Stated goal: Reply only with how many lines contain the word "activity".

Provided data:
- - -

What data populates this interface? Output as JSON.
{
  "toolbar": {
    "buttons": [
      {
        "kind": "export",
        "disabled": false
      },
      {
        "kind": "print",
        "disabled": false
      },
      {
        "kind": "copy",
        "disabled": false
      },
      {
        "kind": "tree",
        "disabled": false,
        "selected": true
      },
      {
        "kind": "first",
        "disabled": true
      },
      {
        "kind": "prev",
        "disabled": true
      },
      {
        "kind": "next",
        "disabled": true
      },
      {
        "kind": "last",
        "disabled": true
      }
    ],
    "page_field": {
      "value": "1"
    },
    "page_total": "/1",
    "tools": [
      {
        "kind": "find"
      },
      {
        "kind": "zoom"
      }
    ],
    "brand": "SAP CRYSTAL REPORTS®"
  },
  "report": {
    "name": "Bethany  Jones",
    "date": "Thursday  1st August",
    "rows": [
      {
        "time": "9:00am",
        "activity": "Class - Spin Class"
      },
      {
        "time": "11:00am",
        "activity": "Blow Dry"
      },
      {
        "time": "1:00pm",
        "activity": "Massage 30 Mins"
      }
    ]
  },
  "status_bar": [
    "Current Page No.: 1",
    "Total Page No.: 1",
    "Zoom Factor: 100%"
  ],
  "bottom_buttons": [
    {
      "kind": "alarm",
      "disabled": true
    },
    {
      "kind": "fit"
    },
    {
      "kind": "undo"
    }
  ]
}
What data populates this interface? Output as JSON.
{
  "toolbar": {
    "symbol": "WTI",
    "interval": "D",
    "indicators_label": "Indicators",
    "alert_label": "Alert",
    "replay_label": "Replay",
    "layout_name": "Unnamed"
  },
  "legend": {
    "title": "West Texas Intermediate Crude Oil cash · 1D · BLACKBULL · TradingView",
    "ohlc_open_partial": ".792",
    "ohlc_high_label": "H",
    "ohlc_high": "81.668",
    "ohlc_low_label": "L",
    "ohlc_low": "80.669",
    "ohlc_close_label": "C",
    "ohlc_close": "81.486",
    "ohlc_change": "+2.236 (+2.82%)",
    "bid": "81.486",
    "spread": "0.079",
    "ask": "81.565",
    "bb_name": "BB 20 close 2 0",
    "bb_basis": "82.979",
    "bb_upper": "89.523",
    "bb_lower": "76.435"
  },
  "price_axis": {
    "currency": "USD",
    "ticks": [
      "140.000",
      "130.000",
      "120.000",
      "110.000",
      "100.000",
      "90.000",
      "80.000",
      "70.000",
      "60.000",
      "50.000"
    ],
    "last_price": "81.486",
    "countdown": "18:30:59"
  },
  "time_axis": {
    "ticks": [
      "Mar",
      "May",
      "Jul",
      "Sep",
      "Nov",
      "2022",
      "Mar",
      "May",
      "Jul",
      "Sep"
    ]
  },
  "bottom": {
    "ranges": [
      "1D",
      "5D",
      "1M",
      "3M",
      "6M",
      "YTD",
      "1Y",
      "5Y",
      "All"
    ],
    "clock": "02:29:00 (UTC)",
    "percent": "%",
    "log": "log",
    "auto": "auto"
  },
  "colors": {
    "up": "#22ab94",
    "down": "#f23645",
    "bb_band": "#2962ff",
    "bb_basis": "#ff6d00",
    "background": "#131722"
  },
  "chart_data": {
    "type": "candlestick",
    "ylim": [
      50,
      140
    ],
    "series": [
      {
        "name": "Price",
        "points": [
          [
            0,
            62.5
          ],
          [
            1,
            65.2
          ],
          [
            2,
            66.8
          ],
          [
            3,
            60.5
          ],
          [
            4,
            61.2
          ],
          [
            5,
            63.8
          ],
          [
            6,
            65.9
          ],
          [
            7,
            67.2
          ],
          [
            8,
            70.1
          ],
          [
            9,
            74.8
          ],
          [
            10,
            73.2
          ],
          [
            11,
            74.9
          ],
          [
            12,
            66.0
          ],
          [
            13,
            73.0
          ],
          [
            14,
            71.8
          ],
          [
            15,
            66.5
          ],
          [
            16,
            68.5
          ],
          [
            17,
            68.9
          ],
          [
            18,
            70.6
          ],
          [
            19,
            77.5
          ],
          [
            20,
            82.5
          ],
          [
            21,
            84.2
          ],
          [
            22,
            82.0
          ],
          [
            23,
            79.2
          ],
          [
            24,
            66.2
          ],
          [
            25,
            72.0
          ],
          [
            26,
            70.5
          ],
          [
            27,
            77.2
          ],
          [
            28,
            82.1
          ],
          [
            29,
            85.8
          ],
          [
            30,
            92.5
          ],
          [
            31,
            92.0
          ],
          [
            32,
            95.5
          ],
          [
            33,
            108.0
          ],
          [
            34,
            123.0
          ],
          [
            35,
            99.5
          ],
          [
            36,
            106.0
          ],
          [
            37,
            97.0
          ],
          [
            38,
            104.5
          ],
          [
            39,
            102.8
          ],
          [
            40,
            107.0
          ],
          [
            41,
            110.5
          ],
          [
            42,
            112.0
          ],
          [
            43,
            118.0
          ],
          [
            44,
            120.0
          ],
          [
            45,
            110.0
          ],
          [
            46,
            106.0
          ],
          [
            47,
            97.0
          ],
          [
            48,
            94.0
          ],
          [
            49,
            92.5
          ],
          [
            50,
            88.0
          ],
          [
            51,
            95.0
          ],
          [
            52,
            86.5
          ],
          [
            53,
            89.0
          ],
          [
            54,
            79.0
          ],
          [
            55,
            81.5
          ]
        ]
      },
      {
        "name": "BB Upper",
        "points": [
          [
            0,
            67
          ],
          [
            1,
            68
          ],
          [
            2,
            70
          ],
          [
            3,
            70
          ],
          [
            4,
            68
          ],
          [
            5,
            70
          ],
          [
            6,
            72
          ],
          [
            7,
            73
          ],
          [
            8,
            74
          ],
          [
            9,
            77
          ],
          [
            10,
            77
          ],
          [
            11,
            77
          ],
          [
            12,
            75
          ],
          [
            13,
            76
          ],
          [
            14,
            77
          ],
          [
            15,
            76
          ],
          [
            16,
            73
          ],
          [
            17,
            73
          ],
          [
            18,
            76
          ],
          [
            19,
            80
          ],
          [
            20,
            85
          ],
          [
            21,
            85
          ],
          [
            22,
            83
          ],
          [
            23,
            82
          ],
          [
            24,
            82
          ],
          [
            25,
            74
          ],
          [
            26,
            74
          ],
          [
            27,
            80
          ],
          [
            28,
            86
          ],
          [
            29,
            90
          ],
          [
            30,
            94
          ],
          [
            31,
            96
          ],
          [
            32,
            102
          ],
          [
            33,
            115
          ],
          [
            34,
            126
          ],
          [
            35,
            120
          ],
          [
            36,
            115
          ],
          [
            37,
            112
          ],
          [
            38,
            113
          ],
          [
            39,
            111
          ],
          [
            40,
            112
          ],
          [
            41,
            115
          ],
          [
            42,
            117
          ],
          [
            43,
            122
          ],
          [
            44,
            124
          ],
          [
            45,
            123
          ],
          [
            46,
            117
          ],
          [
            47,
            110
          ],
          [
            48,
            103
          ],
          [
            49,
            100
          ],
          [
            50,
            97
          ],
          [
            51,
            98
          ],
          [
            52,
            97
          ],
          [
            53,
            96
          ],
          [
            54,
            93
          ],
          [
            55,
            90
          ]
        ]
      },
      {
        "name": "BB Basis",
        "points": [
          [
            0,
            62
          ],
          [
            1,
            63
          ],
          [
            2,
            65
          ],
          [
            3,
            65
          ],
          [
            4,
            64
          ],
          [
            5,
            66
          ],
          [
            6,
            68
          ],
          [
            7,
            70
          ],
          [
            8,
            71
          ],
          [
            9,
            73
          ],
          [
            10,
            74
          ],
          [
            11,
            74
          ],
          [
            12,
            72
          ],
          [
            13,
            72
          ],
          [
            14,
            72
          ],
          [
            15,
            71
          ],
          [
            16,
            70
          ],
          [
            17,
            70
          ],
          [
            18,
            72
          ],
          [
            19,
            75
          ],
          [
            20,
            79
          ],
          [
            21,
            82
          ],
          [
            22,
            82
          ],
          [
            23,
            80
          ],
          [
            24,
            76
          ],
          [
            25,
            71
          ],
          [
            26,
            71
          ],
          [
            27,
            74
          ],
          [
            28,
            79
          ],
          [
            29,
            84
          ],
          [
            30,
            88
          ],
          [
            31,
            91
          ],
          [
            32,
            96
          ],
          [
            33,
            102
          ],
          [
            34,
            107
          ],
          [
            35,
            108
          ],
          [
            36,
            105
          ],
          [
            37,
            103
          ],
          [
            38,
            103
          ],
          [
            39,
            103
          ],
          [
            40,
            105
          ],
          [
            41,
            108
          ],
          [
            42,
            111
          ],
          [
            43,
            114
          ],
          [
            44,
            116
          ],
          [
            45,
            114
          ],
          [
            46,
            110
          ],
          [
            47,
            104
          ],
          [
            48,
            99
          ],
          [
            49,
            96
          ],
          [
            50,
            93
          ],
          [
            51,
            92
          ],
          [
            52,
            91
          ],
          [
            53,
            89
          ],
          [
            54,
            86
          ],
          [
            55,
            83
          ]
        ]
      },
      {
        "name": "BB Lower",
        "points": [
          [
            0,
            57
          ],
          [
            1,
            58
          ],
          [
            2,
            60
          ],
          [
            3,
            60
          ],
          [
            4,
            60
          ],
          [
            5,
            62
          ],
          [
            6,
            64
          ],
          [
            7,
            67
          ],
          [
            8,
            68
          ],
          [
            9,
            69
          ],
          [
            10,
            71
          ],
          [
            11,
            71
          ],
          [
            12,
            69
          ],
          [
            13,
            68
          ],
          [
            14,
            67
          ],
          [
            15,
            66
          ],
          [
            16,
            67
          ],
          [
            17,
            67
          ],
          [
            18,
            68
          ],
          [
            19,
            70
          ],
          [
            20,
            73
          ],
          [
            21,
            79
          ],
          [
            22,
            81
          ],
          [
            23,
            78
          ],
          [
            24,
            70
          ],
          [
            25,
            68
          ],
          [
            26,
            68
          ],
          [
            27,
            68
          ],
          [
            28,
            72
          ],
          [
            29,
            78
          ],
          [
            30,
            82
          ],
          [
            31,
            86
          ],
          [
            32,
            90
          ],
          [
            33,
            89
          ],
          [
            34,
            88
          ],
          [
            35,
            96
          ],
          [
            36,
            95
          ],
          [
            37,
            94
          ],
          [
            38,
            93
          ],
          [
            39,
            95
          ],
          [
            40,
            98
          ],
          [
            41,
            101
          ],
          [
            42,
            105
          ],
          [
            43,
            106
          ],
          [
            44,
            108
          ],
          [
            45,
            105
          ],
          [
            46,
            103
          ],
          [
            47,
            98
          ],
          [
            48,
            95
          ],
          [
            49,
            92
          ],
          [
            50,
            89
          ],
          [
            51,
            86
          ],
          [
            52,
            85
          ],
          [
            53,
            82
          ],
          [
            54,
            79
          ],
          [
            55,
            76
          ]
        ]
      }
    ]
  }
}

- - -

Response to this task: 3